Problem to solve: Among the entries below, find the lines with "JSON" and copy them.

Record list:
+-------+

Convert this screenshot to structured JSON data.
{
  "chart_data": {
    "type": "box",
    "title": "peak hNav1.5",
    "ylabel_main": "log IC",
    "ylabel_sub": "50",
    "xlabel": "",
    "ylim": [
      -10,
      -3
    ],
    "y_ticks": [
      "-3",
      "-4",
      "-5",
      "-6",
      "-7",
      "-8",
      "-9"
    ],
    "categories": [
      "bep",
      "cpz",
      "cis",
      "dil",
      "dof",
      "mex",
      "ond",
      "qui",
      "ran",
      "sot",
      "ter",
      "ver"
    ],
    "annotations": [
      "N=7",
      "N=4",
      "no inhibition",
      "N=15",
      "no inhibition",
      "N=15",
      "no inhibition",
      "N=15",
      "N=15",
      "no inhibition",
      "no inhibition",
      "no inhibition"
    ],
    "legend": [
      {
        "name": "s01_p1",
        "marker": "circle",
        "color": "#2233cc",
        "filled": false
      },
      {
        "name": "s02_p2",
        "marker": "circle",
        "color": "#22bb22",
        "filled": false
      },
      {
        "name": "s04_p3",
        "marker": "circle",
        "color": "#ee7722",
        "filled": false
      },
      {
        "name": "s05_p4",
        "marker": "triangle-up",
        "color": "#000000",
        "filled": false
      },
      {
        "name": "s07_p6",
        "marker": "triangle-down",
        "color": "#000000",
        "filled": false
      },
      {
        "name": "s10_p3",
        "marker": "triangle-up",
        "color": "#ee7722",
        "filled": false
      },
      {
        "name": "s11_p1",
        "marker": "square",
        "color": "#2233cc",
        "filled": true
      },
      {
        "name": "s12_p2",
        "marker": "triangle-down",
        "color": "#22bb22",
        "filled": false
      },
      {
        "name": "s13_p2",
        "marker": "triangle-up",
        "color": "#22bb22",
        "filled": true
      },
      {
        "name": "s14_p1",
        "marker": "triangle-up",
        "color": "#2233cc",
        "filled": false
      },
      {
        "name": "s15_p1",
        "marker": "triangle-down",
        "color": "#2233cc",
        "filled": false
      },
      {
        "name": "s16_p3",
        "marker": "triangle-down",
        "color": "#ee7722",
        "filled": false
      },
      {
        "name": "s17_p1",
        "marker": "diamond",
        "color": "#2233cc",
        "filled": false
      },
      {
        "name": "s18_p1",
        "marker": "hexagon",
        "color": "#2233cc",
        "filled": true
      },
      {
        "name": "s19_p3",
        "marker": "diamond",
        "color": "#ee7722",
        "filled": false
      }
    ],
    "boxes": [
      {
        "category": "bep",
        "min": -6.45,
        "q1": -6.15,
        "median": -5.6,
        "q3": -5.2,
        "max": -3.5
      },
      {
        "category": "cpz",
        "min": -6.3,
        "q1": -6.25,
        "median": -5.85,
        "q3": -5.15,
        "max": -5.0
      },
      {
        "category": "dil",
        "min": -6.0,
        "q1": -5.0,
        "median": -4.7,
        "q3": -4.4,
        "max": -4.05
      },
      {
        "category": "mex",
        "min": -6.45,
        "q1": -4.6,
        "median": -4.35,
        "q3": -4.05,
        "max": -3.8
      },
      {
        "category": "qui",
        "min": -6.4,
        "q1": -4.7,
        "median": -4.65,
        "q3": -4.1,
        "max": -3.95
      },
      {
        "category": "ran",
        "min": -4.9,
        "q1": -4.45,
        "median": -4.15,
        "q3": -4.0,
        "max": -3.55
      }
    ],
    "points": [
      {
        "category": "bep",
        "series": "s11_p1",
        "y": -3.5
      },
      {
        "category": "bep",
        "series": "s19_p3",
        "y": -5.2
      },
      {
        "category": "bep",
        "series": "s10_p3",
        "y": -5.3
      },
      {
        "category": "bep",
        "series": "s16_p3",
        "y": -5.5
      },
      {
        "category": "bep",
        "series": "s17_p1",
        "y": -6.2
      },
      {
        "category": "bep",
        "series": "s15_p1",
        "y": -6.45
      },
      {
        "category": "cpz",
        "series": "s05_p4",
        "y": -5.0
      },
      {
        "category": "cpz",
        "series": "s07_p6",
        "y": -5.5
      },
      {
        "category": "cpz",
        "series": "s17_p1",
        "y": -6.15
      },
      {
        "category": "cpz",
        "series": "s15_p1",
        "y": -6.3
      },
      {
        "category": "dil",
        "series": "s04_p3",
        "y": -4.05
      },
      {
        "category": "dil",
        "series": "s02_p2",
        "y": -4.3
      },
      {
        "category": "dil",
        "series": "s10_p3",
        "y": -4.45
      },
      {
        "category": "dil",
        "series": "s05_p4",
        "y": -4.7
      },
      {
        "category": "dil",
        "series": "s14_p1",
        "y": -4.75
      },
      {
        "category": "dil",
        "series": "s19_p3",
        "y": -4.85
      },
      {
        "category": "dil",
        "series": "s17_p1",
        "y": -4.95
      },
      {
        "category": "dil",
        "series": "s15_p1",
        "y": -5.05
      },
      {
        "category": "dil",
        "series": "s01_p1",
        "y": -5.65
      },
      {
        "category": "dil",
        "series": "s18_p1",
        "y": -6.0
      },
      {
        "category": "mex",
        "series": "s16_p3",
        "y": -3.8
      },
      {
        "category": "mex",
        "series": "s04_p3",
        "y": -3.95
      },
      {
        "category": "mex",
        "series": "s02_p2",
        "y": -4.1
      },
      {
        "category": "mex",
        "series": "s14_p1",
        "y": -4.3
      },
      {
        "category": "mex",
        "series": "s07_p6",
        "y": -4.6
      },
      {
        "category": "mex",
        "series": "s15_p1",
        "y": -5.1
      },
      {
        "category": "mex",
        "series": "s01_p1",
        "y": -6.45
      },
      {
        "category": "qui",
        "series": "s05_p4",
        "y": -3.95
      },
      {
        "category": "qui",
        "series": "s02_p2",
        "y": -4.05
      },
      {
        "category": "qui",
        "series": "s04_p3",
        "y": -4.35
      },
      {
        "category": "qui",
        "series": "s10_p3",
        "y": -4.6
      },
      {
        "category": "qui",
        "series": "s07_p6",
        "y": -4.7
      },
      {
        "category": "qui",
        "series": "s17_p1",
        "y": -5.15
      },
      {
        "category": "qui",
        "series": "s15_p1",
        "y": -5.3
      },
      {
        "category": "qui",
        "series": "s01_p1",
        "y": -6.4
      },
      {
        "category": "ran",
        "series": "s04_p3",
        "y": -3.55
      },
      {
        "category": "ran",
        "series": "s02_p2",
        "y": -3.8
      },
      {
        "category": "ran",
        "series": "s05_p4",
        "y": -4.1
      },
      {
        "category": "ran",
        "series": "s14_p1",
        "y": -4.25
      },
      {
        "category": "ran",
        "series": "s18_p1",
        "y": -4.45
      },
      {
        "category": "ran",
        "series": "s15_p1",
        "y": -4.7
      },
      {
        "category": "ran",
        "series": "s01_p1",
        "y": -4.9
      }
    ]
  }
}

+-------+

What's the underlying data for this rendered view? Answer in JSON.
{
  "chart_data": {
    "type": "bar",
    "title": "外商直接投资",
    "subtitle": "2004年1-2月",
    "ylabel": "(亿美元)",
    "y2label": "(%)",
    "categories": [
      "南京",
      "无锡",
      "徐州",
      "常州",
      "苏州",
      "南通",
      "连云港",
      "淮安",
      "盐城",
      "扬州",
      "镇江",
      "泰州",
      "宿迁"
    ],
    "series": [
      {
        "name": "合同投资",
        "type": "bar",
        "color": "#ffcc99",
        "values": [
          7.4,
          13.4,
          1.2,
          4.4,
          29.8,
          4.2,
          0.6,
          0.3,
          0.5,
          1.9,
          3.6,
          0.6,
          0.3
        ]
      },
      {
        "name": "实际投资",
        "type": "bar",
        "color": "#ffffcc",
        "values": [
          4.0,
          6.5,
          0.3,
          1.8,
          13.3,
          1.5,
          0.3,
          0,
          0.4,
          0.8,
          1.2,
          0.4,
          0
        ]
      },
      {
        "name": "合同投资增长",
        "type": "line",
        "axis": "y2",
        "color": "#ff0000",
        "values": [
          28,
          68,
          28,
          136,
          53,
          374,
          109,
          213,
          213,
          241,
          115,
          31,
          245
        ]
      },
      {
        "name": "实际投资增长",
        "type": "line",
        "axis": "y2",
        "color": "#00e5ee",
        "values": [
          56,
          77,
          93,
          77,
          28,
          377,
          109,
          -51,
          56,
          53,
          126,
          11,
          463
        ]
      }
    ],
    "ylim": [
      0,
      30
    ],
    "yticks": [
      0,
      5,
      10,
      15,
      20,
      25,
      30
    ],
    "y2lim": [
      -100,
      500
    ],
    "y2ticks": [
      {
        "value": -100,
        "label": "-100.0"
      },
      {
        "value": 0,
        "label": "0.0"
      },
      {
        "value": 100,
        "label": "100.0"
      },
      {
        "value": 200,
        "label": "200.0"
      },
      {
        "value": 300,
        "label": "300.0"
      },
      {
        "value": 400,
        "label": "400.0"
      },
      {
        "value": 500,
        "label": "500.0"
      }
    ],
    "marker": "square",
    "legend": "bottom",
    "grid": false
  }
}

+-------+

Full output:
Convert this screenshot to structured JSON data.
What's the underlying data for this rendered view? Answer in JSON.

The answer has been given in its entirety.